--- START OF ROWS ---
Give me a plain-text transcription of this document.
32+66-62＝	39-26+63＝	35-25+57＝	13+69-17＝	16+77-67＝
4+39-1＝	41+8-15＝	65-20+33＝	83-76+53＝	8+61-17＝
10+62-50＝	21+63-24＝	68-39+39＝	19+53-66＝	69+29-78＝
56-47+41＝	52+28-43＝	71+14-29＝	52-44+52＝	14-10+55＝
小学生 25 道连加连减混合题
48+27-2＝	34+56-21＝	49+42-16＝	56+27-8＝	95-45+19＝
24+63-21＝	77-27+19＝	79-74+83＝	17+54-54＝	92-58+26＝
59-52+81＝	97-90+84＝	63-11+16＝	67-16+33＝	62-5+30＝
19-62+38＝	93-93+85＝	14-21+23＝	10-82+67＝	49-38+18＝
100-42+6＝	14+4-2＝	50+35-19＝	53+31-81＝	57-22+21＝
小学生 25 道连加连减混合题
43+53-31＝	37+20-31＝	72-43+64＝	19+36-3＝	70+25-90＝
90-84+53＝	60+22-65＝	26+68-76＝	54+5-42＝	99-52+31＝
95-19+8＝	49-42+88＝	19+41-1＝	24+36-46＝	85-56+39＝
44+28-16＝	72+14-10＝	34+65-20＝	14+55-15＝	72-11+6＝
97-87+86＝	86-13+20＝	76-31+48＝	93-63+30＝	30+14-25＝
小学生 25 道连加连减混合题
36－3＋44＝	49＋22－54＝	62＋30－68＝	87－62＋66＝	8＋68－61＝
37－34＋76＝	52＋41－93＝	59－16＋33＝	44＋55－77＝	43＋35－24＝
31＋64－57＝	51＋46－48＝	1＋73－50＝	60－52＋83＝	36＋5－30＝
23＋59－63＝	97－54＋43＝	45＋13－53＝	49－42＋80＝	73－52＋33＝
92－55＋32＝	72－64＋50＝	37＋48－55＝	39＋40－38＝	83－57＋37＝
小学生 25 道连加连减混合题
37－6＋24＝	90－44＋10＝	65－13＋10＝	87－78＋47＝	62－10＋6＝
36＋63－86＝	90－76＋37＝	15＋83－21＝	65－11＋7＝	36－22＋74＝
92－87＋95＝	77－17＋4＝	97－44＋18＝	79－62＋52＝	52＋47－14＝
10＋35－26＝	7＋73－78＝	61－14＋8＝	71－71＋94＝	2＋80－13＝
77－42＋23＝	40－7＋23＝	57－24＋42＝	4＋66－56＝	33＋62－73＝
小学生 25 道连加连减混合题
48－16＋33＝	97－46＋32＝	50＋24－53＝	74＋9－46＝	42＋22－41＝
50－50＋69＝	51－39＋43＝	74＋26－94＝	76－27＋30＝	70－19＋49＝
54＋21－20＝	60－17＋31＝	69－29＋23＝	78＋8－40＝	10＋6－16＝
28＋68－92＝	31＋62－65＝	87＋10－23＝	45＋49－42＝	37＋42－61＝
--- END OF ROWS ---
▶ [YOUR TASK]
Repeat every record, keeping each word and mark exactly as it is.

▶ [ANSWER TO THIS EXERCISE]
Give me a plain-text transcription of this document.
32+66-62＝	39-26+63＝	35-25+57＝	13+69-17＝	16+77-67＝
4+39-1＝	41+8-15＝	65-20+33＝	83-76+53＝	8+61-17＝
10+62-50＝	21+63-24＝	68-39+39＝	19+53-66＝	69+29-78＝
56-47+41＝	52+28-43＝	71+14-29＝	52-44+52＝	14-10+55＝
小学生 25 道连加连减混合题
48+27-2＝	34+56-21＝	49+42-16＝	56+27-8＝	95-45+19＝
24+63-21＝	77-27+19＝	79-74+83＝	17+54-54＝	92-58+26＝
59-52+81＝	97-90+84＝	63-11+16＝	67-16+33＝	62-5+30＝
19-62+38＝	93-93+85＝	14-21+23＝	10-82+67＝	49-38+18＝
100-42+6＝	14+4-2＝	50+35-19＝	53+31-81＝	57-22+21＝
小学生 25 道连加连减混合题
43+53-31＝	37+20-31＝	72-43+64＝	19+36-3＝	70+25-90＝
90-84+53＝	60+22-65＝	26+68-76＝	54+5-42＝	99-52+31＝
95-19+8＝	49-42+88＝	19+41-1＝	24+36-46＝	85-56+39＝
44+28-16＝	72+14-10＝	34+65-20＝	14+55-15＝	72-11+6＝
97-87+86＝	86-13+20＝	76-31+48＝	93-63+30＝	30+14-25＝
小学生 25 道连加连减混合题
36－3＋44＝	49＋22－54＝	62＋30－68＝	87－62＋66＝	8＋68－61＝
37－34＋76＝	52＋41－93＝	59－16＋33＝	44＋55－77＝	43＋35－24＝
31＋64－57＝	51＋46－48＝	1＋73－50＝	60－52＋83＝	36＋5－30＝
23＋59－63＝	97－54＋43＝	45＋13－53＝	49－42＋80＝	73－52＋33＝
92－55＋32＝	72－64＋50＝	37＋48－55＝	39＋40－38＝	83－57＋37＝
小学生 25 道连加连减混合题
37－6＋24＝	90－44＋10＝	65－13＋10＝	87－78＋47＝	62－10＋6＝
36＋63－86＝	90－76＋37＝	15＋83－21＝	65－11＋7＝	36－22＋74＝
92－87＋95＝	77－17＋4＝	97－44＋18＝	79－62＋52＝	52＋47－14＝
10＋35－26＝	7＋73－78＝	61－14＋8＝	71－71＋94＝	2＋80－13＝
77－42＋23＝	40－7＋23＝	57－24＋42＝	4＋66－56＝	33＋62－73＝
小学生 25 道连加连减混合题
48－16＋33＝	97－46＋32＝	50＋24－53＝	74＋9－46＝	42＋22－41＝
50－50＋69＝	51－39＋43＝	74＋26－94＝	76－27＋30＝	70－19＋49＝
54＋21－20＝	60－17＋31＝	69－29＋23＝	78＋8－40＝	10＋6－16＝
28＋68－92＝	31＋62－65＝	87＋10－23＝	45＋49－42＝	37＋42－61＝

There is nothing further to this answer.